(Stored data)
[Begin]
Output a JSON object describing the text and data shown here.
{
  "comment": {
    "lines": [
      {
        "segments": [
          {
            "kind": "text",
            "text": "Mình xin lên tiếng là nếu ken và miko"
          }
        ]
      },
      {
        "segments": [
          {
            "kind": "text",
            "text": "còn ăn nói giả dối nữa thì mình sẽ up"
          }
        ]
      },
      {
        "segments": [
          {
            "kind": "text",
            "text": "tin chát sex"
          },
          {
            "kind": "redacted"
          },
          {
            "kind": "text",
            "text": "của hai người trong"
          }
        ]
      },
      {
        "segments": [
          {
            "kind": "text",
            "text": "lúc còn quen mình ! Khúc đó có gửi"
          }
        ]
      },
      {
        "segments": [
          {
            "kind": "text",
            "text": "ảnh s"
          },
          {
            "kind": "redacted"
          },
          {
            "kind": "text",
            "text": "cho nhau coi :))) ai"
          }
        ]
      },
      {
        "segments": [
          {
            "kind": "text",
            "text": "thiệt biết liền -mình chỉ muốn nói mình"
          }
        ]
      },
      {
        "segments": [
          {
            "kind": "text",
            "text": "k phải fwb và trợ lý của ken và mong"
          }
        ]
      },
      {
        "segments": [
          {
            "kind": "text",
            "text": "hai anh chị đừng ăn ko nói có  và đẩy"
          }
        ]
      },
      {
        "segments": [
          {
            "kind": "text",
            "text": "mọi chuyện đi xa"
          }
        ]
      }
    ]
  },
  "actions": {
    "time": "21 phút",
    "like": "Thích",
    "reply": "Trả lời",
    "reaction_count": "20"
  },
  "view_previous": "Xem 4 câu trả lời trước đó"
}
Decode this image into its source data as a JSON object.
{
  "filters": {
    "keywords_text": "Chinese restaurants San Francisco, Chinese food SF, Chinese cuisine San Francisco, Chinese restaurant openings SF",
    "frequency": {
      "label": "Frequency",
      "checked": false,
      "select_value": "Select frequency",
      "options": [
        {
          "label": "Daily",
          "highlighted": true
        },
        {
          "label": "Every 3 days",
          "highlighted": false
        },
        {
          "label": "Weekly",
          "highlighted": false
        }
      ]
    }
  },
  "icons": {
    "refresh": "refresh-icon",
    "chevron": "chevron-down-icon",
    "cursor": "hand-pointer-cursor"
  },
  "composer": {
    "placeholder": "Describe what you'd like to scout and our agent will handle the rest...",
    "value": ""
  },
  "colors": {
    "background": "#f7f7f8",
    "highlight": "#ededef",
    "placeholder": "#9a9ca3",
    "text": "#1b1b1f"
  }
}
[End]
• [Work to complete]:
Repeat the material above exactly.

• [Exercise answer]:
Output a JSON object describing the text and data shown here.
{
  "comment": {
    "lines": [
      {
        "segments": [
          {
            "kind": "text",
            "text": "Mình xin lên tiếng là nếu ken và miko"
          }
        ]
      },
      {
        "segments": [
          {
            "kind": "text",
            "text": "còn ăn nói giả dối nữa thì mình sẽ up"
          }
        ]
      },
      {
        "segments": [
          {
            "kind": "text",
            "text": "tin chát sex"
          },
          {
            "kind": "redacted"
          },
          {
            "kind": "text",
            "text": "của hai người trong"
          }
        ]
      },
      {
        "segments": [
          {
            "kind": "text",
            "text": "lúc còn quen mình ! Khúc đó có gửi"
          }
        ]
      },
      {
        "segments": [
          {
            "kind": "text",
            "text": "ảnh s"
          },
          {
            "kind": "redacted"
          },
          {
            "kind": "text",
            "text": "cho nhau coi :))) ai"
          }
        ]
      },
      {
        "segments": [
          {
            "kind": "text",
            "text": "thiệt biết liền -mình chỉ muốn nói mình"
          }
        ]
      },
      {
        "segments": [
          {
            "kind": "text",
            "text": "k phải fwb và trợ lý của ken và mong"
          }
        ]
      },
      {
        "segments": [
          {
            "kind": "text",
            "text": "hai anh chị đừng ăn ko nói có  và đẩy"
          }
        ]
      },
      {
        "segments": [
          {
            "kind": "text",
            "text": "mọi chuyện đi xa"
          }
        ]
      }
    ]
  },
  "actions": {
    "time": "21 phút",
    "like": "Thích",
    "reply": "Trả lời",
    "reaction_count": "20"
  },
  "view_previous": "Xem 4 câu trả lời trước đó"
}
Decode this image into its source data as a JSON object.
{
  "filters": {
    "keywords_text": "Chinese restaurants San Francisco, Chinese food SF, Chinese cuisine San Francisco, Chinese restaurant openings SF",
    "frequency": {
      "label": "Frequency",
      "checked": false,
      "select_value": "Select frequency",
      "options": [
        {
          "label": "Daily",
          "highlighted": true
        },
        {
          "label": "Every 3 days",
          "highlighted": false
        },
        {
          "label": "Weekly",
          "highlighted": false
        }
      ]
    }
  },
  "icons": {
    "refresh": "refresh-icon",
    "chevron": "chevron-down-icon",
    "cursor": "hand-pointer-cursor"
  },
  "composer": {
    "placeholder": "Describe what you'd like to scout and our agent will handle the rest...",
    "value": ""
  },
  "colors": {
    "background": "#f7f7f8",
    "highlight": "#ededef",
    "placeholder": "#9a9ca3",
    "text": "#1b1b1f"
  }
}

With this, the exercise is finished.